Task brief: Arrange the stretch of the listing below that opens with the line containing "history-chevron-icon[interactable] [275, 119, 283, 127]" and closes with the line containing "scroll-down-icon[interactable] [361, 455, 369, 463]" as a numbered list, with both of those lines included and any blank lines dropped.

>>>

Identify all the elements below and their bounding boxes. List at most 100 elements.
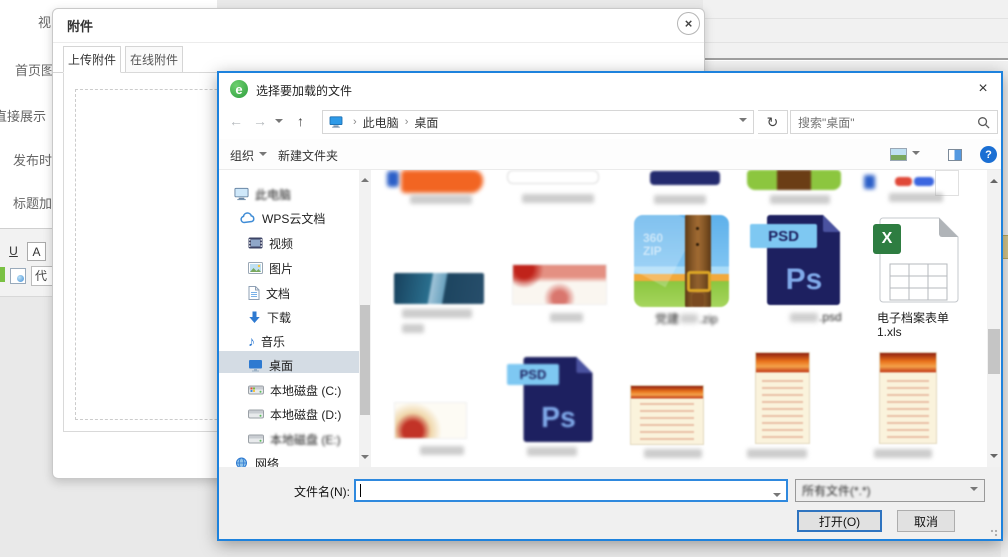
history-chevron-icon[interactable] [275, 119, 283, 127]
file-thumbnail[interactable] [512, 264, 607, 305]
help-icon: ? [980, 146, 997, 163]
sidebar-item-wps-cloud[interactable]: WPS云文档 [219, 207, 359, 229]
scroll-down-icon[interactable] [361, 455, 369, 463]
pictures-icon [248, 262, 263, 274]
close-icon[interactable]: × [677, 12, 700, 35]
refresh-icon[interactable]: ↻ [758, 110, 788, 134]
zip-name-prefix: 党建 [655, 310, 679, 327]
file-name-partially-blurred: 党建 .zip [655, 310, 718, 327]
new-folder-label: 新建文件夹 [278, 147, 338, 164]
search-icon[interactable] [977, 116, 990, 129]
organize-label: 组织 [230, 147, 254, 164]
excel-file-thumbnail[interactable]: X [873, 217, 961, 305]
text-caret [360, 484, 361, 497]
file-name-blurred [402, 309, 472, 318]
sidebar-item-disk-d[interactable]: 本地磁盘 (D:) [219, 403, 359, 425]
file-thumbnail[interactable] [394, 402, 467, 439]
sidebar-scrollbar[interactable] [359, 170, 371, 467]
psd-name-suffix: .psd [819, 310, 842, 324]
breadcrumb-separator: › [353, 116, 357, 128]
tab-online-attachment[interactable]: 在线附件 [125, 46, 183, 73]
font-color-button[interactable]: A [27, 242, 46, 261]
filename-label: 文件名(N): [265, 483, 350, 500]
insert-page-icon[interactable] [10, 268, 26, 284]
breadcrumb-desktop[interactable]: 桌面 [414, 114, 438, 131]
file-thumbnail[interactable] [914, 177, 934, 186]
organize-button[interactable]: 组织 [230, 147, 267, 164]
filetype-select[interactable]: 所有文件(*.*) [795, 479, 985, 502]
sidebar-label: 视频 [269, 235, 293, 252]
sidebar-label: 本地磁盘 (D:) [270, 406, 341, 423]
sidebar-item-network[interactable]: 网络 [219, 452, 359, 467]
breadcrumb[interactable]: › 此电脑 › 桌面 [322, 110, 754, 134]
cancel-button[interactable]: 取消 [897, 510, 955, 532]
file-thumbnail[interactable] [864, 175, 875, 189]
file-dialog-titlebar[interactable]: e 选择要加载的文件 × [219, 73, 1001, 105]
psd-file-thumbnail[interactable]: Ps PSD [507, 355, 597, 443]
resize-grip[interactable] [990, 529, 998, 537]
file-thumbnail[interactable] [747, 170, 841, 190]
scroll-down-icon[interactable] [990, 454, 998, 462]
webpage-thumbnail[interactable] [630, 385, 704, 445]
sidebar-item-downloads[interactable]: 下载 [219, 306, 359, 328]
divider [703, 58, 1008, 61]
music-icon: ♪ [248, 335, 255, 347]
computer-icon [234, 187, 249, 201]
file-thumbnail[interactable] [650, 171, 720, 185]
sidebar-item-disk-c[interactable]: 本地磁盘 (C:) [219, 379, 359, 401]
sidebar-item-desktop[interactable]: 桌面 [219, 354, 359, 376]
filename-dropdown-icon[interactable] [773, 488, 781, 506]
file-name-blurred [550, 313, 583, 322]
sidebar-item-this-pc[interactable]: 此电脑 [219, 183, 359, 205]
page-background-right [703, 0, 1008, 71]
sidebar-item-videos[interactable]: 视频 [219, 232, 359, 254]
disk-icon [248, 384, 264, 396]
scroll-up-icon[interactable] [361, 174, 369, 182]
sidebar-item-documents[interactable]: 文档 [219, 282, 359, 304]
psd-file-thumbnail[interactable]: Ps PSD [750, 215, 842, 307]
scroll-up-icon[interactable] [990, 175, 998, 183]
divider [703, 42, 1008, 43]
help-button[interactable]: ? [980, 146, 997, 163]
scrollbar-thumb[interactable] [988, 329, 1000, 374]
sidebar-item-pictures[interactable]: 图片 [219, 257, 359, 279]
breadcrumb-this-pc[interactable]: 此电脑 [363, 114, 399, 131]
file-dialog-footer: 文件名(N): 所有文件(*.*) 打开(O) 取消 [219, 467, 1001, 539]
zip-file-thumbnail[interactable]: 360ZIP [634, 215, 729, 307]
address-bar: ← → ↑ › 此电脑 › 桌面 ↻ 搜索"桌面" [219, 105, 1001, 139]
address-dropdown-icon[interactable] [739, 115, 747, 129]
navigation-pane: 此电脑 WPS云文档 视频 图片 文档 下载 [219, 170, 359, 467]
sidebar-item-music[interactable]: ♪ 音乐 [219, 330, 359, 352]
filename-input[interactable] [354, 479, 788, 502]
file-thumbnail[interactable] [387, 171, 399, 187]
up-icon[interactable]: ↑ [297, 113, 304, 129]
close-icon[interactable]: × [969, 78, 997, 100]
cloud-icon [240, 212, 256, 224]
new-folder-button[interactable]: 新建文件夹 [278, 147, 338, 164]
forward-icon[interactable]: → [253, 113, 267, 129]
file-list-scrollbar[interactable] [987, 170, 1001, 467]
file-name-blurred [644, 449, 702, 458]
back-icon[interactable]: ← [229, 113, 243, 129]
webpage-thumbnail[interactable] [879, 352, 937, 444]
sidebar-item-disk-e[interactable]: 本地磁盘 (E:) [219, 428, 359, 450]
editor-icon-fragment [0, 267, 5, 282]
file-thumbnail[interactable] [895, 177, 912, 186]
file-thumbnail[interactable] [394, 273, 484, 304]
tab-upload-attachment[interactable]: 上传附件 [63, 46, 121, 73]
file-thumbnail[interactable] [507, 170, 599, 184]
view-thumbnails-button[interactable] [890, 148, 920, 161]
webpage-thumbnail[interactable] [755, 352, 810, 444]
psd-banner: PSD [750, 224, 817, 248]
underline-button[interactable]: U [5, 242, 22, 259]
open-button[interactable]: 打开(O) [797, 510, 882, 532]
divider [53, 42, 704, 43]
sidebar-label: WPS云文档 [262, 210, 325, 227]
preview-pane-button[interactable] [948, 149, 962, 161]
form-label-homepage-image: 首页图 [15, 60, 54, 79]
file-thumbnail[interactable] [401, 170, 483, 193]
scrollbar-thumb[interactable] [360, 305, 370, 415]
search-input[interactable]: 搜索"桌面" [790, 110, 998, 134]
filetype-dropdown-icon [970, 484, 978, 498]
file-name-blurred [527, 447, 577, 456]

<<<

Solution for this exercise:
1. history-chevron-icon[interactable] [275, 119, 283, 127]
2. file-thumbnail[interactable] [512, 264, 607, 305]
3. help-icon: ? [980, 146, 997, 163]
4. sidebar-item-wps-cloud[interactable]: WPS云文档 [219, 207, 359, 229]
5. scroll-down-icon[interactable] [361, 455, 369, 463]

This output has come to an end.